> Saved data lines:
+ + +

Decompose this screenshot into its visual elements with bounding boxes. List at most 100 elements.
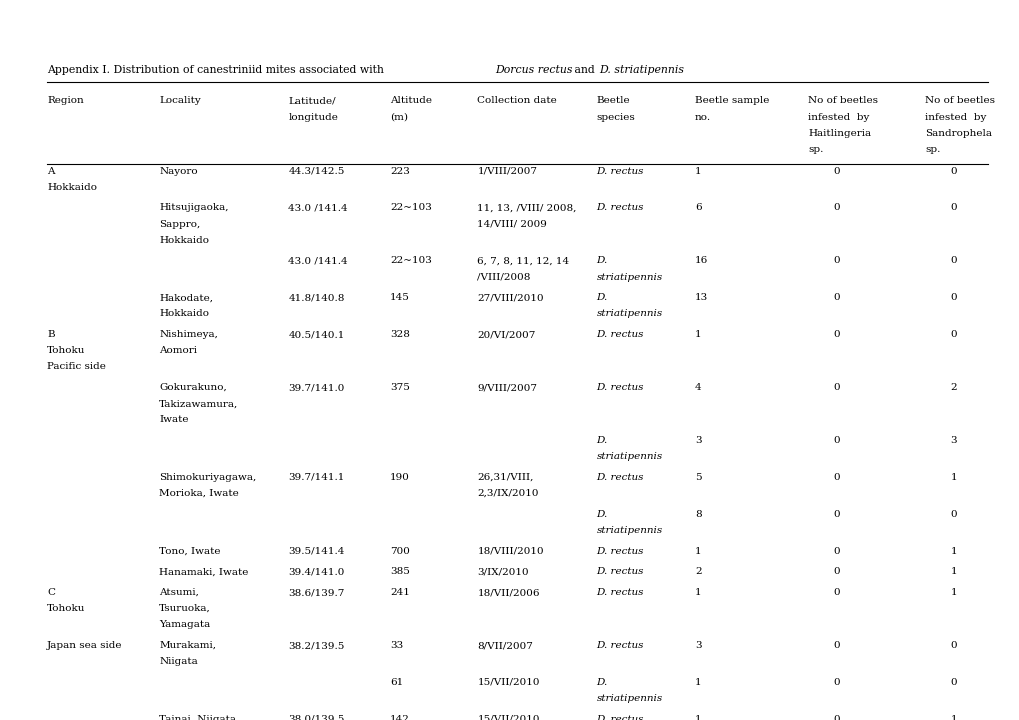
Text: Appendix I. Distribution of canestriniid mites associated with: Appendix I. Distribution of canestriniid…	[47, 65, 387, 74]
Text: 0: 0	[833, 546, 840, 556]
Text: 38.2/139.5: 38.2/139.5	[288, 641, 344, 650]
Text: Beetle: Beetle	[596, 96, 630, 105]
Text: Nayoro: Nayoro	[159, 166, 198, 176]
Text: 41.8/140.8: 41.8/140.8	[288, 293, 344, 302]
Text: striatipennis: striatipennis	[596, 526, 662, 535]
Text: 0: 0	[833, 293, 840, 302]
Text: 0: 0	[950, 641, 956, 650]
Text: 1: 1	[950, 546, 956, 556]
Text: Aomori: Aomori	[159, 346, 197, 355]
Text: 5: 5	[695, 473, 701, 482]
Text: 1: 1	[695, 166, 701, 176]
Text: D. rectus: D. rectus	[596, 383, 643, 392]
Text: 1: 1	[695, 678, 701, 687]
Text: 16: 16	[695, 256, 707, 266]
Text: 1: 1	[695, 588, 701, 597]
Text: D. rectus: D. rectus	[596, 166, 643, 176]
Text: Hitsujigaoka,: Hitsujigaoka,	[159, 204, 228, 212]
Text: 22~103: 22~103	[389, 256, 431, 266]
Text: D.: D.	[596, 678, 607, 687]
Text: 0: 0	[833, 473, 840, 482]
Text: 1: 1	[950, 715, 956, 720]
Text: 14/VIII/ 2009: 14/VIII/ 2009	[477, 220, 547, 228]
Text: 241: 241	[389, 588, 410, 597]
Text: 0: 0	[833, 204, 840, 212]
Text: D.: D.	[596, 256, 607, 266]
Text: D. rectus: D. rectus	[596, 715, 643, 720]
Text: 1: 1	[695, 715, 701, 720]
Text: 1: 1	[950, 567, 956, 576]
Text: B: B	[47, 330, 55, 339]
Text: D. rectus: D. rectus	[596, 330, 643, 339]
Text: 0: 0	[833, 510, 840, 518]
Text: 3/IX/2010: 3/IX/2010	[477, 567, 529, 576]
Text: Yamagata: Yamagata	[159, 621, 210, 629]
Text: Region: Region	[47, 96, 84, 105]
Text: striatipennis: striatipennis	[596, 273, 662, 282]
Text: D. rectus: D. rectus	[596, 546, 643, 556]
Text: 0: 0	[833, 678, 840, 687]
Text: Hakodate,: Hakodate,	[159, 293, 213, 302]
Text: 2: 2	[695, 567, 701, 576]
Text: (m): (m)	[389, 112, 408, 122]
Text: Hokkaido: Hokkaido	[47, 183, 97, 192]
Text: no.: no.	[695, 112, 710, 122]
Text: 0: 0	[950, 256, 956, 266]
Text: D. rectus: D. rectus	[596, 588, 643, 597]
Text: 6, 7, 8, 11, 12, 14: 6, 7, 8, 11, 12, 14	[477, 256, 569, 266]
Text: 18/VII/2006: 18/VII/2006	[477, 588, 539, 597]
Text: sp.: sp.	[924, 145, 940, 154]
Text: /VIII/2008: /VIII/2008	[477, 273, 530, 282]
Text: 8: 8	[695, 510, 701, 518]
Text: 0: 0	[833, 436, 840, 445]
Text: 39.5/141.4: 39.5/141.4	[288, 546, 344, 556]
Text: 40.5/140.1: 40.5/140.1	[288, 330, 344, 339]
Text: C: C	[47, 588, 55, 597]
Text: 0: 0	[950, 204, 956, 212]
Text: Sappro,: Sappro,	[159, 220, 200, 228]
Text: 0: 0	[833, 166, 840, 176]
Text: A: A	[47, 166, 55, 176]
Text: 0: 0	[950, 330, 956, 339]
Text: Hokkaido: Hokkaido	[159, 235, 209, 245]
Text: 18/VIII/2010: 18/VIII/2010	[477, 546, 543, 556]
Text: sp.: sp.	[807, 145, 822, 154]
Text: 0: 0	[833, 383, 840, 392]
Text: D. rectus: D. rectus	[596, 567, 643, 576]
Text: 0: 0	[833, 715, 840, 720]
Text: 43.0 /141.4: 43.0 /141.4	[288, 204, 347, 212]
Text: 39.4/141.0: 39.4/141.0	[288, 567, 344, 576]
Text: 375: 375	[389, 383, 410, 392]
Text: 20/VI/2007: 20/VI/2007	[477, 330, 535, 339]
Text: 15/VII/2010: 15/VII/2010	[477, 715, 539, 720]
Text: 1: 1	[695, 330, 701, 339]
Text: 385: 385	[389, 567, 410, 576]
Text: Murakami,: Murakami,	[159, 641, 216, 650]
Text: Niigata: Niigata	[159, 657, 198, 666]
Text: Dorcus rectus: Dorcus rectus	[494, 65, 572, 74]
Text: D. striatipennis: D. striatipennis	[599, 65, 684, 74]
Text: infested  by: infested by	[807, 112, 868, 122]
Text: 2: 2	[950, 383, 956, 392]
Text: 6: 6	[695, 204, 701, 212]
Text: Takizawamura,: Takizawamura,	[159, 399, 238, 408]
Text: infested  by: infested by	[924, 112, 985, 122]
Text: Tsuruoka,: Tsuruoka,	[159, 604, 211, 613]
Text: 33: 33	[389, 641, 403, 650]
Text: striatipennis: striatipennis	[596, 452, 662, 462]
Text: 0: 0	[950, 293, 956, 302]
Text: 43.0 /141.4: 43.0 /141.4	[288, 256, 347, 266]
Text: and: and	[571, 65, 598, 74]
Text: 0: 0	[833, 641, 840, 650]
Text: D. rectus: D. rectus	[596, 204, 643, 212]
Text: Gokurakuno,: Gokurakuno,	[159, 383, 226, 392]
Text: D.: D.	[596, 510, 607, 518]
Text: 1/VIII/2007: 1/VIII/2007	[477, 166, 537, 176]
Text: 26,31/VIII,: 26,31/VIII,	[477, 473, 533, 482]
Text: 145: 145	[389, 293, 410, 302]
Text: 38.6/139.7: 38.6/139.7	[288, 588, 344, 597]
Text: 38.0/139.5: 38.0/139.5	[288, 715, 344, 720]
Text: 3: 3	[950, 436, 956, 445]
Text: Pacific side: Pacific side	[47, 362, 106, 372]
Text: 142: 142	[389, 715, 410, 720]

+ + +

> Problem description: Print the lines starting with the line that contains "Text: Appendix I." and going on through the line that contains "204, 956, 212]", both included, with each one reproduced verbatim.

> Task output:
Text: Appendix I. Distribution of canestriniid mites associated with: Appendix I. Distribution of canestriniid…	[47, 65, 387, 74]
Text: 0: 0	[833, 546, 840, 556]
Text: 38.2/139.5: 38.2/139.5	[288, 641, 344, 650]
Text: Beetle: Beetle	[596, 96, 630, 105]
Text: Nayoro: Nayoro	[159, 166, 198, 176]
Text: 41.8/140.8: 41.8/140.8	[288, 293, 344, 302]
Text: striatipennis: striatipennis	[596, 526, 662, 535]
Text: 0: 0	[833, 293, 840, 302]
Text: 0: 0	[950, 641, 956, 650]
Text: 1: 1	[950, 546, 956, 556]
Text: Aomori: Aomori	[159, 346, 197, 355]
Text: 5: 5	[695, 473, 701, 482]
Text: 1: 1	[695, 166, 701, 176]
Text: D. rectus: D. rectus	[596, 383, 643, 392]
Text: 1: 1	[695, 678, 701, 687]
Text: 16: 16	[695, 256, 707, 266]
Text: 1: 1	[695, 588, 701, 597]
Text: D. rectus: D. rectus	[596, 166, 643, 176]
Text: Hitsujigaoka,: Hitsujigaoka,	[159, 204, 228, 212]
Text: 22~103: 22~103	[389, 256, 431, 266]
Text: D.: D.	[596, 678, 607, 687]
Text: 0: 0	[833, 473, 840, 482]
Text: 1: 1	[950, 715, 956, 720]
Text: 14/VIII/ 2009: 14/VIII/ 2009	[477, 220, 547, 228]
Text: 241: 241	[389, 588, 410, 597]
Text: 0: 0	[833, 204, 840, 212]
Text: D.: D.	[596, 256, 607, 266]
Text: D. rectus: D. rectus	[596, 715, 643, 720]
Text: 1: 1	[695, 715, 701, 720]
Text: 1: 1	[950, 567, 956, 576]
Text: B: B	[47, 330, 55, 339]
Text: D. rectus: D. rectus	[596, 330, 643, 339]
Text: 0: 0	[833, 510, 840, 518]
Text: 3/IX/2010: 3/IX/2010	[477, 567, 529, 576]
Text: Yamagata: Yamagata	[159, 621, 210, 629]
Text: Region: Region	[47, 96, 84, 105]
Text: striatipennis: striatipennis	[596, 273, 662, 282]
Text: D. rectus: D. rectus	[596, 546, 643, 556]
Text: 0: 0	[833, 678, 840, 687]
Text: Hakodate,: Hakodate,	[159, 293, 213, 302]
Text: 2: 2	[695, 567, 701, 576]
Text: (m): (m)	[389, 112, 408, 122]
Text: Hokkaido: Hokkaido	[47, 183, 97, 192]
Text: no.: no.	[695, 112, 710, 122]
Text: 0: 0	[950, 256, 956, 266]
Text: D. rectus: D. rectus	[596, 588, 643, 597]
Text: 6, 7, 8, 11, 12, 14: 6, 7, 8, 11, 12, 14	[477, 256, 569, 266]
Text: 18/VII/2006: 18/VII/2006	[477, 588, 539, 597]
Text: sp.: sp.	[924, 145, 940, 154]
Text: /VIII/2008: /VIII/2008	[477, 273, 530, 282]
Text: 8: 8	[695, 510, 701, 518]
Text: 0: 0	[833, 436, 840, 445]
Text: 39.5/141.4: 39.5/141.4	[288, 546, 344, 556]
Text: 40.5/140.1: 40.5/140.1	[288, 330, 344, 339]
Text: C: C	[47, 588, 55, 597]
Text: 0: 0	[950, 204, 956, 212]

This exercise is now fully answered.